begin ENTRIES SHOWN

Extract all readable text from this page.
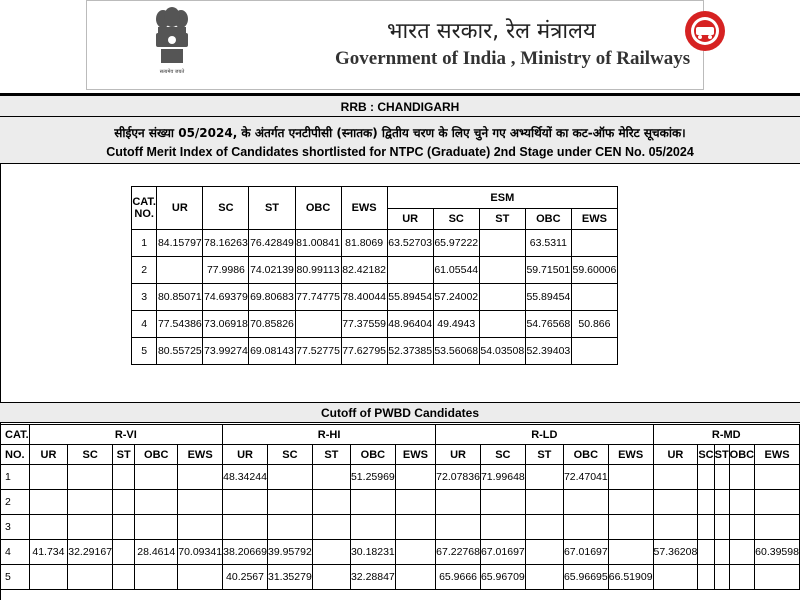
सत्यमेव जयते
भारत सरकार, रेल मंत्रालय
Government of India , Ministry of Railways
RRB : CHANDIGARH
सीईएन संख्या 05/2024, के अंतर्गत एनटीपीसी (स्नातक) द्वितीय चरण के लिए चुने गए अभ्यर्थियों का कट-ऑफ मेरिट सूचकांक।
Cutoff Merit Index of Candidates shortlisted for NTPC (Graduate) 2nd Stage under CEN No. 05/2024
CAT.
NO.	UR	SC	ST	OBC	EWS	ESM				
						UR	SC	ST	OBC	EWS
1	84.15797	78.16263	76.42849	81.00841	81.8069	63.52703	65.97222		63.5311	
2		77.9986	74.02139	80.99113	82.42182		61.05544		59.71501	59.60006
3	80.85071	74.69379	69.80683	77.74775	78.40044	55.89454	57.24002		55.89454	
4	77.54386	73.06918	70.85826		77.37559	48.96404	49.4943		54.76568	50.866
5	80.55725	73.99274	69.08143	77.52775	77.62795	52.37385	53.56068	54.03508	52.39403	
Cutoff of PWBD Candidates
CAT.	R-VI					R-HI					R-LD					R-MD				
NO.	UR	SC	ST	OBC	EWS	UR	SC	ST	OBC	EWS	UR	SC	ST	OBC	EWS	UR	SC	ST	OBC	EWS
1						48.34244			51.25969		72.07836	71.99648		72.47041						
2																				
3																				
4	41.734	32.29167		28.4614	70.09341	38.20669	39.95792		30.18231		67.22768	67.01697		67.01697		57.36208				60.39598
5						40.2567	31.35279		32.28847		65.9666	65.96709		65.96695	66.51909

end ENTRIES SHOWN

### STATED EXERCISE:
Print all of the entries word for word. Skip any images they contain.

### SOLUTION TO THIS PROBLEM:
Extract all readable text from this page.
सत्यमेव जयते
भारत सरकार, रेल मंत्रालय
Government of India , Ministry of Railways
RRB : CHANDIGARH
सीईएन संख्या 05/2024, के अंतर्गत एनटीपीसी (स्नातक) द्वितीय चरण के लिए चुने गए अभ्यर्थियों का कट-ऑफ मेरिट सूचकांक।
Cutoff Merit Index of Candidates shortlisted for NTPC (Graduate) 2nd Stage under CEN No. 05/2024
CAT.
NO.	UR	SC	ST	OBC	EWS	ESM				
						UR	SC	ST	OBC	EWS
1	84.15797	78.16263	76.42849	81.00841	81.8069	63.52703	65.97222		63.5311	
2		77.9986	74.02139	80.99113	82.42182		61.05544		59.71501	59.60006
3	80.85071	74.69379	69.80683	77.74775	78.40044	55.89454	57.24002		55.89454	
4	77.54386	73.06918	70.85826		77.37559	48.96404	49.4943		54.76568	50.866
5	80.55725	73.99274	69.08143	77.52775	77.62795	52.37385	53.56068	54.03508	52.39403	
Cutoff of PWBD Candidates
CAT.	R-VI					R-HI					R-LD					R-MD				
NO.	UR	SC	ST	OBC	EWS	UR	SC	ST	OBC	EWS	UR	SC	ST	OBC	EWS	UR	SC	ST	OBC	EWS
1						48.34244			51.25969		72.07836	71.99648		72.47041						
2																				
3																				
4	41.734	32.29167		28.4614	70.09341	38.20669	39.95792		30.18231		67.22768	67.01697		67.01697		57.36208				60.39598
5						40.2567	31.35279		32.28847		65.9666	65.96709		65.96695	66.51909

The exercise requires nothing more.